▶ _Excerpt provided_:
_ _ _ _ _ _ _
Some time into this, it occurred to me that if I'd just kept my mouth shut, I could have spent a (more or less) pleasant afternoon driving through the countryside, dropped this trailer at the customer, picked up another trailer, and gotten my next load. And that potentially dangerous tire would have been the next guy's problem.

And it occurred to me that a lot of drivers would have done precisely that.

I wonder if anybody considers me a troublemaker. Hope not.

No matter, tonight. I'll get some sleep, get up early in the morning and deliver this load as soon as I can. That's all I can do.

And at least it's warm.

-----
*At least, I presume that's what they were doing. This place has a rep for loading their trailers as heavy as they can get away with. Sometimes they get carried away, and have to take stuff out and redo it...

Thursday, February 17, 2011

Sometimes you just gotta--the sequel

Woke up this morning, blinked, and looked around vaguely. Grey sky, promising drizzle. One of the two trucks that was here when I parked last night. Three more behind me.

And a police car parked in front of me.

That'll wake you up.

As I mentioned yesterday, I wasn't really supposed to be there. The warehouse had a FOR LEASE sign on it. Private property. And no permission. I'd been told it was frequently used by out-of-hours trucker types, and nobody seemed to mind. And the fact that at least five other trucks had used it just last night seemed to bear that out.

But when you wake up and find a police car parked RIGHT THERE..

The drivers behind me were comparing notes about something. Loudly. The officer sat and watched the traffic, unconcerned. Apparently he was watching for speeders and other reckless types, and was using this lot for the same reason we were. Low profile.

When I pulled out, he just sat there and watched. My adrenaline level dropped noticeably.

In some places, they understand...

Wednesday, February 16, 2011

Sometimes you just gotta

I'm sitting in the darkness, in an abandoned warehouse's parking lot.

I don't like doing this. It's a good way to get in trouble. And even when you're fairly sure nobody's going to mind, it still doesn't feel right. At least not for me.

But I was told this particular empty lot was the unofficial hidey-hole for trucks that can't make it out of town to a real truck stop. I've seen a few places like that in other towns. The police know it's done, and why; so as long as the owners don't raise a fuss they don't look too closely. At least as long as nobody abuses the privilege.

Hope I heard right. I needed it this time. Badly

Examining the omens
I got up this morning and turned the satcom on. After its usual few minutes, it came back with my email list. With no new messages.

Which meant no load info.

So I sent my dispatcher a message. And shortly got a reply: Call in for a verbal.

The need for a verbal confirmation usually means the load is hot--either high-value or you-better-get-it-there-QUICK. If not both. The perfect way to begin the day.

Oh, well. I called in, and the dispatcher made sure I could get there. This time the heat was high-value. The load was 120 miles away, but the time constraints weren't bad at all. So I jumped through the virtual-paperwork hoops and started on my merry way. In the process, I switched to navigation mode, to make sure I had the distance right.

The map screen was blank.

My GPS had fouled up again. It wasn't working. At all.

Time for the modern equivalent of slapping the cabinet. I pushed the proper buttons. The computer said it was shutting down.

It didn't.

That should have been a hint...

Communication is the key
Oh, well. The time constraints weren't bad, but sitting here wrestling with the computer still wasn't a good idea. And I knew where I was going--the directions were pretty straightforward. So, off we go.
_ _ _ _ _ _ _
▶ _Raw records_:

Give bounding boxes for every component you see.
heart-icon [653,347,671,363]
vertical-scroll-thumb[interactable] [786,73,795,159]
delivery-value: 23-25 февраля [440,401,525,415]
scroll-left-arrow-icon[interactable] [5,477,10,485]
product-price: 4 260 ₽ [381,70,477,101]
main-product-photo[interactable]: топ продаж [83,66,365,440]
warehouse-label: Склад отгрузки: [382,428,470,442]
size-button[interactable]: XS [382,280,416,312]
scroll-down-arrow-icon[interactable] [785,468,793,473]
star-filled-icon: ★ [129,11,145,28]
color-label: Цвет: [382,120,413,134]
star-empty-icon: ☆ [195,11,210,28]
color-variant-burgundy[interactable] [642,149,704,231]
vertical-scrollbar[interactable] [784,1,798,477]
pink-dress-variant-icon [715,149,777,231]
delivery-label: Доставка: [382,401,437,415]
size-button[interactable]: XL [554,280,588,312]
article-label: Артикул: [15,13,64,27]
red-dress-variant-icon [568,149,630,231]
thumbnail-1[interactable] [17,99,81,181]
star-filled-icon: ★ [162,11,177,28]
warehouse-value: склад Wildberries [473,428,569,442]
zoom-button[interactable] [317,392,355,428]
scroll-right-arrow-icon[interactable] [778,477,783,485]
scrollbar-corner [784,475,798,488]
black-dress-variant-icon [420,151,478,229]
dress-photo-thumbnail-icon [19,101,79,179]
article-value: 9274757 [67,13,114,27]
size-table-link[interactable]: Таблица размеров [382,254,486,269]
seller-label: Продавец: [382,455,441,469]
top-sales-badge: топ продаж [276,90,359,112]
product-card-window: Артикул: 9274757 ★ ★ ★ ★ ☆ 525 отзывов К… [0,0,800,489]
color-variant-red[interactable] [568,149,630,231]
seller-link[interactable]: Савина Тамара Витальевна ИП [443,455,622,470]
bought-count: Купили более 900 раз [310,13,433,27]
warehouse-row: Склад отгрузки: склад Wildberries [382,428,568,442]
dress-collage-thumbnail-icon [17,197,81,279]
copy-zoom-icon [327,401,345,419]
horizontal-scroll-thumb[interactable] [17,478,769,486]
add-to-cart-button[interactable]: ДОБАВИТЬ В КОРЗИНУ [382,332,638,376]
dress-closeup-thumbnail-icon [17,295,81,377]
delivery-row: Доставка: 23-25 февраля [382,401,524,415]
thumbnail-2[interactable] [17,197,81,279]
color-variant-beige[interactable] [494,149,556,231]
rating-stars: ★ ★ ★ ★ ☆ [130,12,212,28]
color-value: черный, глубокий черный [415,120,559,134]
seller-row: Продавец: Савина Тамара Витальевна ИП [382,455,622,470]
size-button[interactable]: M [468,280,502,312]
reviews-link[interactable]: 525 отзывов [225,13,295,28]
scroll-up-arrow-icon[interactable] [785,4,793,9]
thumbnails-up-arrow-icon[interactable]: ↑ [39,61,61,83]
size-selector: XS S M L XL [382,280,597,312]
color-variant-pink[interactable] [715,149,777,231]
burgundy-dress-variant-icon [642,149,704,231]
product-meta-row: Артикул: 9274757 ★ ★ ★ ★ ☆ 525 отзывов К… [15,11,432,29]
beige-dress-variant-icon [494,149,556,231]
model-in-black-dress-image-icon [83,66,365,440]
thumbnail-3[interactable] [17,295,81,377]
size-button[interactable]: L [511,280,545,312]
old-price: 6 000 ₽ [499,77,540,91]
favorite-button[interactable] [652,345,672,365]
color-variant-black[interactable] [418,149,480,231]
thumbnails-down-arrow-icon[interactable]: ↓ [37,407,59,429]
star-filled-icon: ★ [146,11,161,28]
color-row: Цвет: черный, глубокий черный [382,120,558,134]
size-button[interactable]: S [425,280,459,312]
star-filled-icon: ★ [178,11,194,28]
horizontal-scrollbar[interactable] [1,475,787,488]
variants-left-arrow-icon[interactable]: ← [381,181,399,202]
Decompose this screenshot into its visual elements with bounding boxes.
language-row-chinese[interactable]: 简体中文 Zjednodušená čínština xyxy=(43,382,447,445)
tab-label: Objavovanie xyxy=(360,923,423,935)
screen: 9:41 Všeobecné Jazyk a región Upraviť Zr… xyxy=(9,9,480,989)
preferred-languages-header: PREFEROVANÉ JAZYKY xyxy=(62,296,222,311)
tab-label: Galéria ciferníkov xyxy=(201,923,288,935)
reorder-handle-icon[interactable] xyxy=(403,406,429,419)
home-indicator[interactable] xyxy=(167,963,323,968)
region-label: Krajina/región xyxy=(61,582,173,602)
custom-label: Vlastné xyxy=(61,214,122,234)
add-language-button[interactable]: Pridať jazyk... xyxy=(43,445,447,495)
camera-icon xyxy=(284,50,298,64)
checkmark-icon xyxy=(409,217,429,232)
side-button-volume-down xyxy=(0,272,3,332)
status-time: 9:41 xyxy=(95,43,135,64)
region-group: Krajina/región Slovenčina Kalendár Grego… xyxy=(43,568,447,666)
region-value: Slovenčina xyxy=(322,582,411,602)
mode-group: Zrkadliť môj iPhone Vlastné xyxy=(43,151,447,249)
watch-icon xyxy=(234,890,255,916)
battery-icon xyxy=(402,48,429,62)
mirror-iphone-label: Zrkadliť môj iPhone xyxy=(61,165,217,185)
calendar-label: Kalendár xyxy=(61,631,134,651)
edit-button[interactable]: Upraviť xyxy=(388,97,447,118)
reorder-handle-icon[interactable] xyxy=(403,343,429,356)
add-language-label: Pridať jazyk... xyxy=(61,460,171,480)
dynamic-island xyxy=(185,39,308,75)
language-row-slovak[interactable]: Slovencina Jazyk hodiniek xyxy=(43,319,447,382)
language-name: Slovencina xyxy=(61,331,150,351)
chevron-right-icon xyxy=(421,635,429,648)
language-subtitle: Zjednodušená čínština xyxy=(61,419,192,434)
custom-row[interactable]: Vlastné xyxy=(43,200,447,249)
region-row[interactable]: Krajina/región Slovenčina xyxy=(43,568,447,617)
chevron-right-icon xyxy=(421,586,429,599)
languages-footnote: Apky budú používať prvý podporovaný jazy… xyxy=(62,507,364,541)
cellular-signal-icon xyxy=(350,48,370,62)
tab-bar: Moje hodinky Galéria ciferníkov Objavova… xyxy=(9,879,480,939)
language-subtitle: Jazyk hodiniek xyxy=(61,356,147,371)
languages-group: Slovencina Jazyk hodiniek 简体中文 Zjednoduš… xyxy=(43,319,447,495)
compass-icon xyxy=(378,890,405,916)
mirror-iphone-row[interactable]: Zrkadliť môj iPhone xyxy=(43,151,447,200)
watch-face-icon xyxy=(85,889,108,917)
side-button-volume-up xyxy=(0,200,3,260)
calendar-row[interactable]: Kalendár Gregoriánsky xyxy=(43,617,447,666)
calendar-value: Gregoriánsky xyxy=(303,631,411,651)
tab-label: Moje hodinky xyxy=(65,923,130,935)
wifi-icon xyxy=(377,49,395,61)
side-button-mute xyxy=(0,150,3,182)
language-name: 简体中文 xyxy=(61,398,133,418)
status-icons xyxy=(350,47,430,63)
_ _ _ _ _ _ _
▶ _Short task 1_: Return the stretch of the trucking blog from "Woke up this" through "more behind me.".
▶ _Short task 2_: According to the trucking blog, what was the police officer parked in the warehouse lot doing there?
▶ _Short task 3_: Sum up the trucking blog in two sentences.
The records were taken from a different source than this text.

▶ _Final result 1_:
Woke up this morning, blinked, and looked around vaguely. Grey sky, promising drizzle. One of the two trucks that was here when I parked last night. Three more behind me.

▶ _Final result 2_: He was watching the traffic for speeders and other reckless drivers.

▶ _Final result 3_: The writer parks overnight in an abandoned warehouse lot said to be an unofficial spot for trucks that can't reach a real truck stop, wakes to find a police car parked in front, and learns the officer is only watching traffic and lets the truck pull out. Another entry tells how a high-value load came through a verbal call with the dispatcher, after which the GPS map screen went blank and the computer failed to shut down when told to.